Records for the exercise:
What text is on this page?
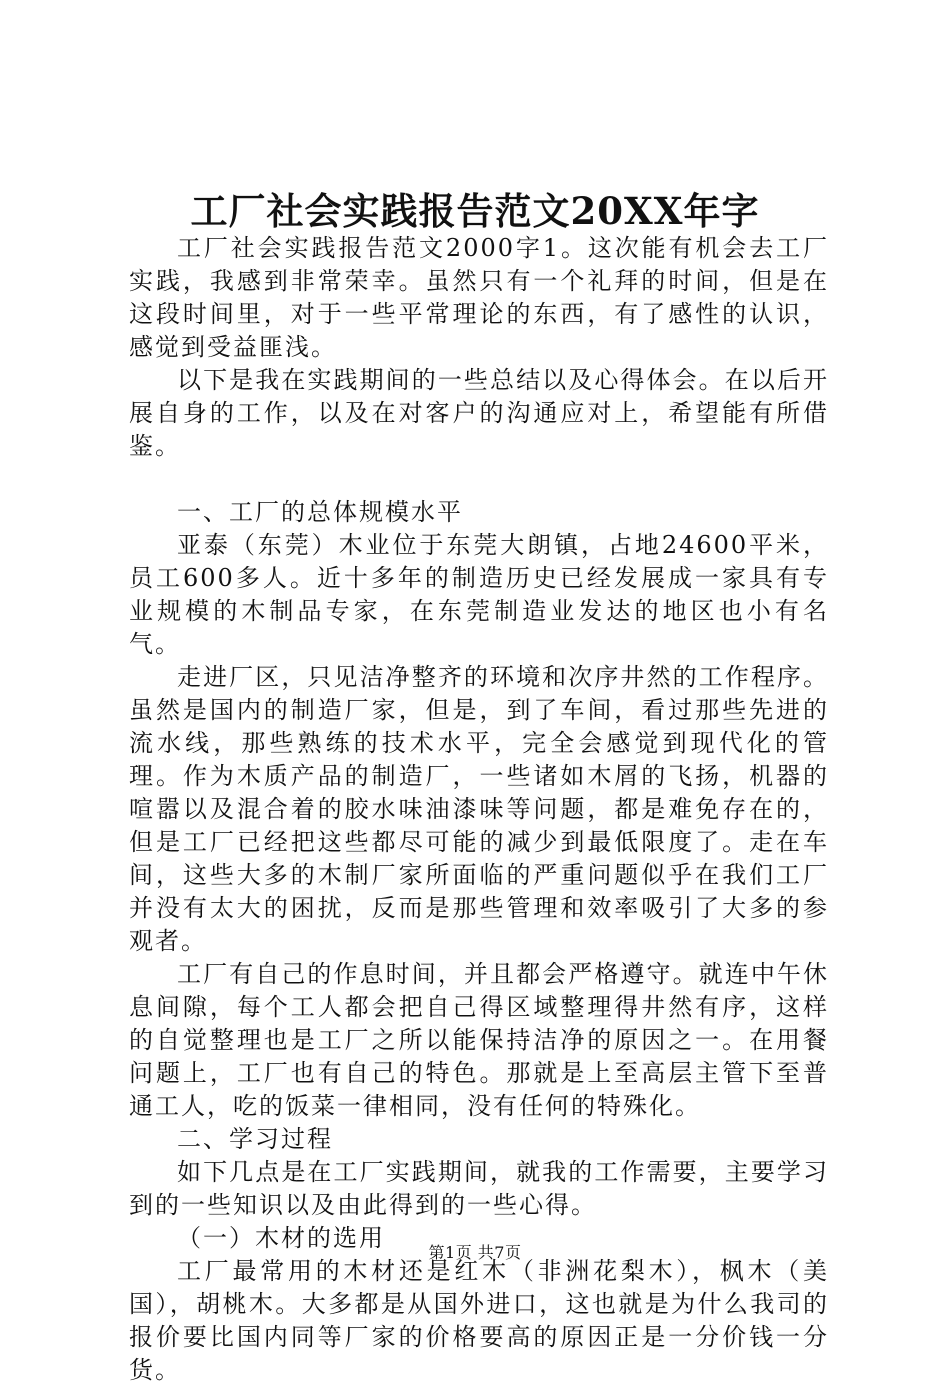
工厂社会实践报告范文20XX年字

工厂社会实践报告范文2000字1。这次能有机会去工厂实践，我感到非常荣幸。虽然只有一个礼拜的时间，但是在这段时间里，对于一些平常理论的东西，有了感性的认识，感觉到受益匪浅。

以下是我在实践期间的一些总结以及心得体会。在以后开展自身的工作，以及在对客户的沟通应对上，希望能有所借鉴。

一、工厂的总体规模水平

亚泰（东莞）木业位于东莞大朗镇，占地24600平米，员工600多人。近十多年的制造历史已经发展成一家具有专业规模的木制品专家，在东莞制造业发达的地区也小有名气。

走进厂区，只见洁净整齐的环境和次序井然的工作程序。虽然是国内的制造厂家，但是，到了车间，看过那些先进的流水线，那些熟练的技术水平，完全会感觉到现代化的管理。作为木质产品的制造厂，一些诸如木屑的飞扬，机器的喧嚣以及混合着的胶水味油漆味等问题，都是难免存在的，但是工厂已经把这些都尽可能的减少到最低限度了。走在车间，这些大多的木制厂家所面临的严重问题似乎在我们工厂并没有太大的困扰，反而是那些管理和效率吸引了大多的参观者。

工厂有自己的作息时间，并且都会严格遵守。就连中午休息间隙，每个工人都会把自己得区域整理得井然有序，这样的自觉整理也是工厂之所以能保持洁净的原因之一。在用餐问题上，工厂也有自己的特色。那就是上至高层主管下至普通工人，吃的饭菜一律相同，没有任何的特殊化。

二、学习过程

如下几点是在工厂实践期间，就我的工作需要，主要学习到的一些知识以及由此得到的一些心得。

（一）木材的选用

工厂最常用的木材还是红木（非洲花梨木），枫木（美国），胡桃木。大多都是从国外进口，这也就是为什么我司的报价要比国内同等厂家的价格要高的原因正是一分价钱一分货。

第1页 共7页
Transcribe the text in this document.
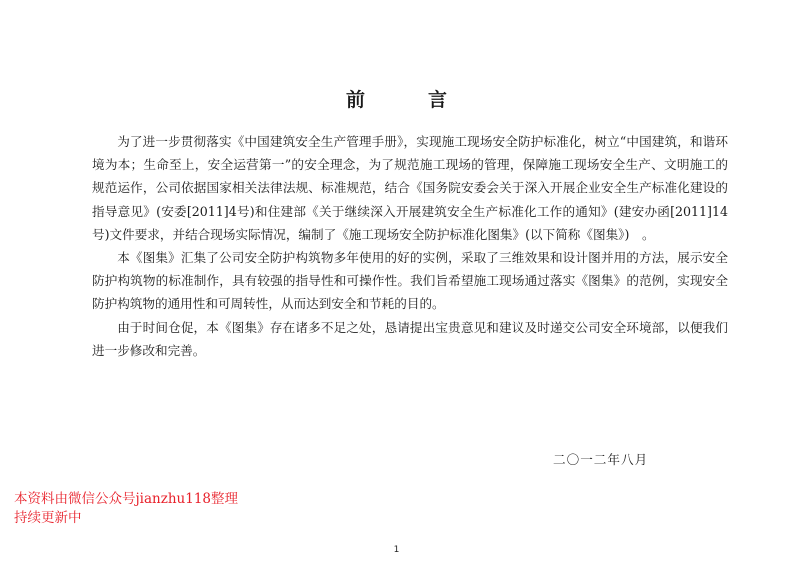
前　言

为了进一步贯彻落实《中国建筑安全生产管理手册》，实现施工现场安全防护标准化，树立“中国建筑，和谐环境为本；生命至上，安全运营第一”的安全理念，为了规范施工现场的管理，保障施工现场安全生产、文明施工的规范运作，公司依据国家相关法律法规、标准规范，结合《国务院安委会关于深入开展企业安全生产标准化建设的指导意见》(安委[2011]4号)和住建部《关于继续深入开展建筑安全生产标准化工作的通知》(建安办函[2011]14号)文件要求，并结合现场实际情况，编制了《施工现场安全防护标准化图集》(以下简称《图集》)　。

本《图集》汇集了公司安全防护构筑物多年使用的好的实例，采取了三维效果和设计图并用的方法，展示安全防护构筑物的标准制作，具有较强的指导性和可操作性。我们旨希望施工现场通过落实《图集》的范例，实现安全防护构筑物的通用性和可周转性，从而达到安全和节耗的目的。

由于时间仓促，本《图集》存在诸多不足之处，恳请提出宝贵意见和建议及时递交公司安全环境部，以便我们进一步修改和完善。

二〇一二年八月
本资料由微信公众号jianzhu118整理
持续更新中
1
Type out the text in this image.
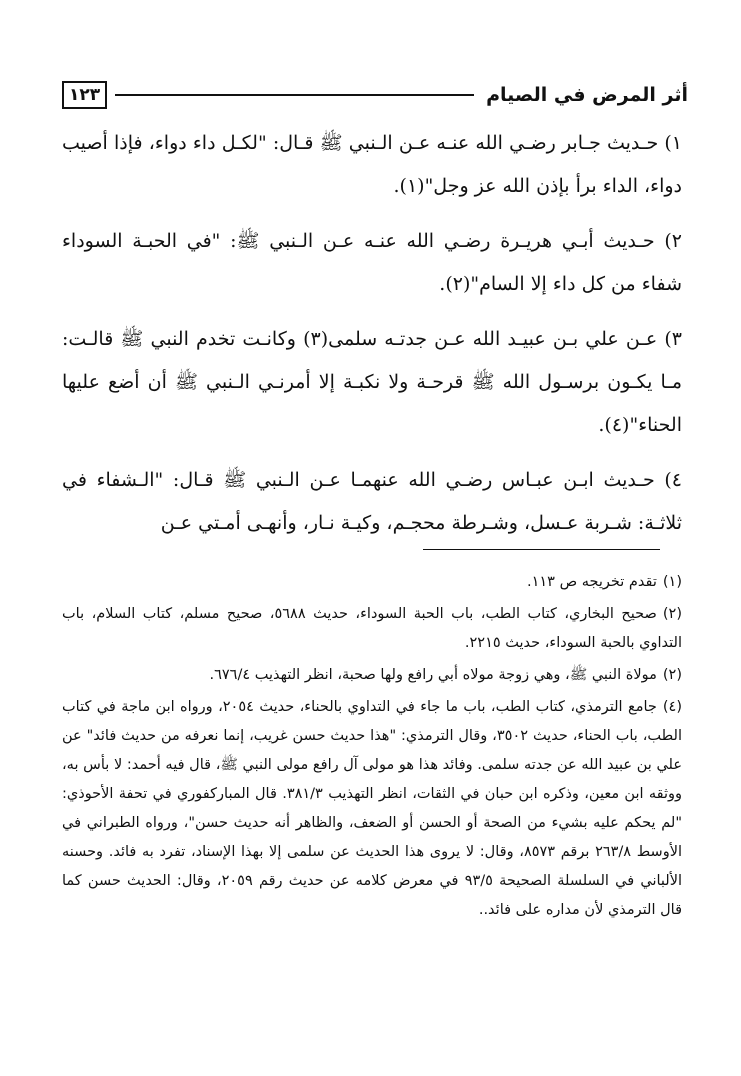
أثر المرض في الصيام
١٢٣

١) حـديث جـابر رضـي الله عنـه عـن الـنبي ﷺ قـال: "لكـل داء دواء، فإذا أصيب دواء، الداء برأ بإذن الله عز وجل"(١).

٢) حـديث أبـي هريـرة رضـي الله عنـه عـن الـنبي ﷺ: "في الحبـة السوداء شفاء من كل داء إلا السام"(٢).

٣) عـن علي بـن عبيـد الله عـن جدتـه سلمى(٣) وكانـت تخدم النبي ﷺ قالـت: مـا يكـون برسـول الله ﷺ قرحـة ولا نكبـة إلا أمرنـي الـنبي ﷺ أن أضع عليها الحناء"(٤).

٤) حـديث ابـن عبـاس رضـي الله عنهمـا عـن الـنبي ﷺ قـال: "الـشفاء في ثلاثـة: شـربة عـسل، وشـرطة محجـم، وكيـة نـار، وأنهـى أمـتي عـن

(١)تقدم تخريجه ص ١١٣.

(٢)صحيح البخاري، كتاب الطب، باب الحبة السوداء، حديث ٥٦٨٨، صحيح مسلم، كتاب السلام، باب التداوي بالحبة السوداء، حديث ٢٢١٥.

(٢)مولاة النبي ﷺ، وهي زوجة مولاه أبي رافع ولها صحبة، انظر التهذيب ٦٧٦/٤.

(٤)جامع الترمذي، كتاب الطب، باب ما جاء في التداوي بالحناء، حديث ٢٠٥٤، ورواه ابن ماجة في كتاب الطب، باب الحناء، حديث ٣٥٠٢، وقال الترمذي: "هذا حديث حسن غريب، إنما نعرفه من حديث فائد" عن علي بن عبيد الله عن جدته سلمى. وفائد هذا هو مولى آل رافع مولى النبي ﷺ، قال فيه أحمد: لا بأس به، ووثقه ابن معين، وذكره ابن حبان في الثقات، انظر التهذيب ٣٨١/٣. قال المباركفوري في تحفة الأحوذي: "لم يحكم عليه بشيء من الصحة أو الحسن أو الضعف، والظاهر أنه حديث حسن"، ورواه الطبراني في الأوسط ٢٦٣/٨ برقم ٨٥٧٣، وقال: لا يروى هذا الحديث عن سلمى إلا بهذا الإسناد، تفرد به فائد. وحسنه الألباني في السلسلة الصحيحة ٩٣/٥ في معرض كلامه عن حديث رقم ٢٠٥٩، وقال: الحديث حسن كما قال الترمذي لأن مداره على فائد..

Exercise details:
Gather all the lines that include the word "رضـي" and copy them out.

Result for this exercise:
١) حـديث جـابر رضـي الله عنـه عـن الـنبي ﷺ قـال: "لكـل داء دواء، فإذا أصيب دواء، الداء برأ بإذن الله عز وجل"(١).
٢) حـديث أبـي هريـرة رضـي الله عنـه عـن الـنبي ﷺ: "في الحبـة السوداء شفاء من كل داء إلا السام"(٢).
٤) حـديث ابـن عبـاس رضـي الله عنهمـا عـن الـنبي ﷺ قـال: "الـشفاء في ثلاثـة: شـربة عـسل، وشـرطة محجـم، وكيـة نـار، وأنهـى أمـتي عـن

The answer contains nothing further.